Copy out each line that has "JSON" in it.

--- --- ---

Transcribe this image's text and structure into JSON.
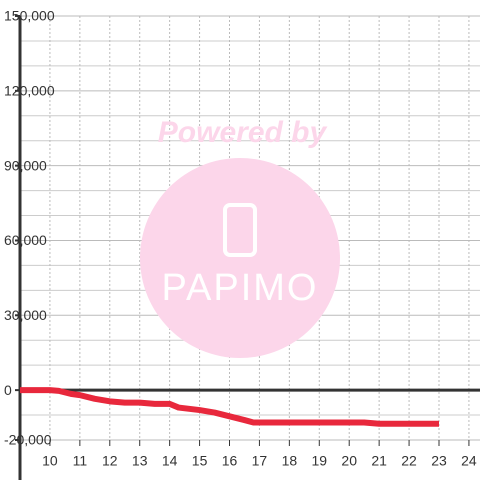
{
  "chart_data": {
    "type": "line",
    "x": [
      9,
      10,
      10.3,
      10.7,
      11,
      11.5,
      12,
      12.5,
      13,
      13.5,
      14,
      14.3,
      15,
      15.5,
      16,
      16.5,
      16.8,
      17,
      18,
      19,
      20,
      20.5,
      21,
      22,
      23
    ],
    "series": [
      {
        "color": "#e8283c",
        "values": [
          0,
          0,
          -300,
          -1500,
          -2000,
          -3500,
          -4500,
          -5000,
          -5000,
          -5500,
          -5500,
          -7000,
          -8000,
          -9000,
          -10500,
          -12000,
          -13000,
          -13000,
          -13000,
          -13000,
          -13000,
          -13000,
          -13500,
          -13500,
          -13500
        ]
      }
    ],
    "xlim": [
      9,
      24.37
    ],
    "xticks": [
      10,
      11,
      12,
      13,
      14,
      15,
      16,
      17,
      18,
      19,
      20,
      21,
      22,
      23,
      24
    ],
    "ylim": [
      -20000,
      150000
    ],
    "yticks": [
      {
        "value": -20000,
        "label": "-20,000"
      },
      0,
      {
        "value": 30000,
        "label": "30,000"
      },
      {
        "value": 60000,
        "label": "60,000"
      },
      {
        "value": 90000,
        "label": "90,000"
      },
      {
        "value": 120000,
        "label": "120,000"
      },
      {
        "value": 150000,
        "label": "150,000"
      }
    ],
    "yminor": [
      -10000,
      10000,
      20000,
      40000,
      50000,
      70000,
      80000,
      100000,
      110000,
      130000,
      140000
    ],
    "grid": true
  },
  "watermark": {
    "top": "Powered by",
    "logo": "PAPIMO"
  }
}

--- --- ---

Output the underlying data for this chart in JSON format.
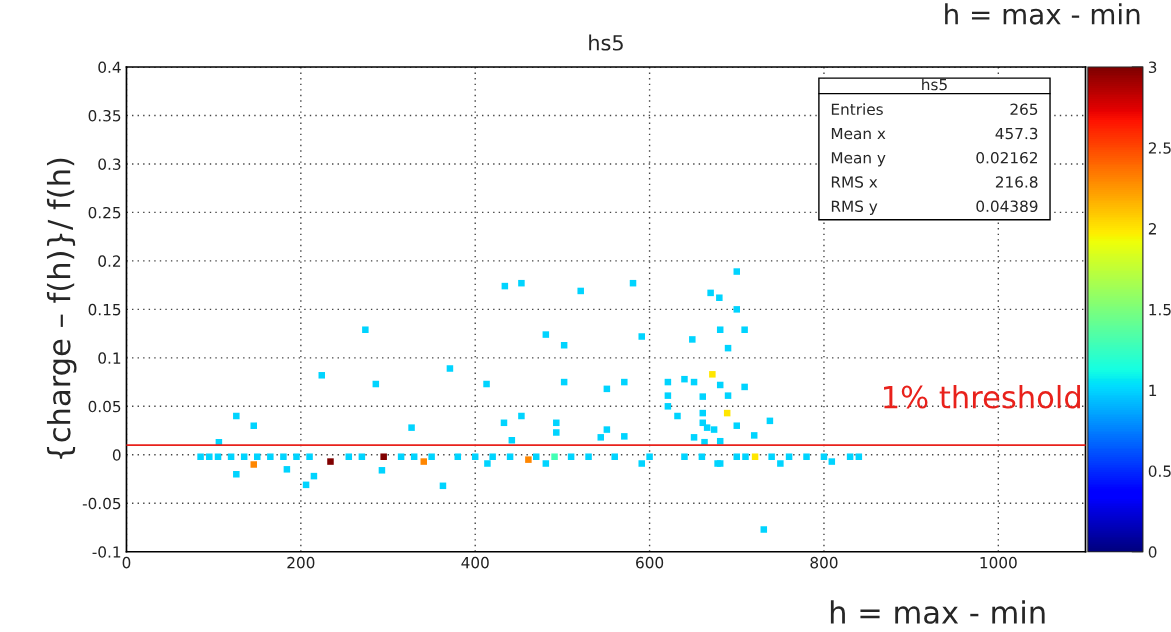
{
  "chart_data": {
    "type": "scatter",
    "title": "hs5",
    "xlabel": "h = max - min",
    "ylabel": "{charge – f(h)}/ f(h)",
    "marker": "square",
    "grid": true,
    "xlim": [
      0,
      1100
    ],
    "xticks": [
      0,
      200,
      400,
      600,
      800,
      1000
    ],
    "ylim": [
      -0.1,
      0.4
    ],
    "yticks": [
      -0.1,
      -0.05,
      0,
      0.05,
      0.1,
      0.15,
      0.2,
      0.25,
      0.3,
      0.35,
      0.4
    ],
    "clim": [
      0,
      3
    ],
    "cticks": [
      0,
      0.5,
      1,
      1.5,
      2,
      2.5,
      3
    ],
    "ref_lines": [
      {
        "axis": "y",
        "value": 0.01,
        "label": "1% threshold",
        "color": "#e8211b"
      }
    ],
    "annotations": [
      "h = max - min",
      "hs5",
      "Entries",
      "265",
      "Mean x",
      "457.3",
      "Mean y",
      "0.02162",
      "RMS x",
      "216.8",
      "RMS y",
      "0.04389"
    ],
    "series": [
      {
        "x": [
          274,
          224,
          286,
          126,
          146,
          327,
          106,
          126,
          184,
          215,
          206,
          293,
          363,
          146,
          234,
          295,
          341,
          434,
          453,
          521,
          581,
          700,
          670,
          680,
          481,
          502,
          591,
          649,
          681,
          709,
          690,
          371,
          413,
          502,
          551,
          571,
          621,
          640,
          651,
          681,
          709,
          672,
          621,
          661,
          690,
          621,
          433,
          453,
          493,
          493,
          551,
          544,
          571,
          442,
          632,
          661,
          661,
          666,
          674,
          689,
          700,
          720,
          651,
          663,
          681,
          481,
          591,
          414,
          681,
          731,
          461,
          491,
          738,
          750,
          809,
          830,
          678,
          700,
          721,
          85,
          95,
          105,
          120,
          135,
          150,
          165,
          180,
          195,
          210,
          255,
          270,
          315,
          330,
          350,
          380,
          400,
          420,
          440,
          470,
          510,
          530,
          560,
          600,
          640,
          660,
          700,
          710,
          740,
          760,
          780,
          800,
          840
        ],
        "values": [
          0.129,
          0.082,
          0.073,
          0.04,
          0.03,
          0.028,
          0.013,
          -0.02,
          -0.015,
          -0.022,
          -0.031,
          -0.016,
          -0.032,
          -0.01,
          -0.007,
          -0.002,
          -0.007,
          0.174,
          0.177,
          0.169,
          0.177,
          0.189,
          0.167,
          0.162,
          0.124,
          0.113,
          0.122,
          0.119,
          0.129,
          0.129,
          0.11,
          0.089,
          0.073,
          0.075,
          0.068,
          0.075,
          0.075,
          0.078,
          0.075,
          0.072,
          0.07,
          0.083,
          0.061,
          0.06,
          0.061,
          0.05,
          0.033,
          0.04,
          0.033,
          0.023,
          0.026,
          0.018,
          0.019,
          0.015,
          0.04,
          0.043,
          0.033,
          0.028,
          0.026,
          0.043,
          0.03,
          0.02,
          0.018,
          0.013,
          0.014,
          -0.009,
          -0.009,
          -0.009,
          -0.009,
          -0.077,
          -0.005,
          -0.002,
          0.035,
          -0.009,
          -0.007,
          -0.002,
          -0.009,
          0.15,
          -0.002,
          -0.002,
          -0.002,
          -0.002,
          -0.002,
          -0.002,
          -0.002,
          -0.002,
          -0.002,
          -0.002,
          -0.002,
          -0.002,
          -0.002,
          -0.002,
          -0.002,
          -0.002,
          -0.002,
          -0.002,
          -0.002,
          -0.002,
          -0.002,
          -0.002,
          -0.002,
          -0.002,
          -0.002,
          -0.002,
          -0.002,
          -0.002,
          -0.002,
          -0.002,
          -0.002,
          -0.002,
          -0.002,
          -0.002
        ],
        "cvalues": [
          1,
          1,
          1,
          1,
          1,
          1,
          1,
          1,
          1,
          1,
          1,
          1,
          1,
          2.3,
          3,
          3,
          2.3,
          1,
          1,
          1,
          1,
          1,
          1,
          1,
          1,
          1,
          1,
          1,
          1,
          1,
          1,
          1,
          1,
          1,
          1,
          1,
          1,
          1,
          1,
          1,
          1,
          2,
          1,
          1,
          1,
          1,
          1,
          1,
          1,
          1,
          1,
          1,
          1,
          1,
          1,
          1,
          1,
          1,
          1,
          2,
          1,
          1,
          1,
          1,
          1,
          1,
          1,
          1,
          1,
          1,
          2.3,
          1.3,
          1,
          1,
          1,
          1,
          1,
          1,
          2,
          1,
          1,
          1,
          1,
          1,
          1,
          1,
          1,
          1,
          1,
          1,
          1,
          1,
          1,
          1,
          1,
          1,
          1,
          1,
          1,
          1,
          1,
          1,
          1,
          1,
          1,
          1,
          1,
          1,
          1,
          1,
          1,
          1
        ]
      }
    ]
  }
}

--- --- ---

▶ **COMPLETED EXERCISE**:
Transcribe this image's text and structure into JSON.
Output the underlying data for this chart in JSON format.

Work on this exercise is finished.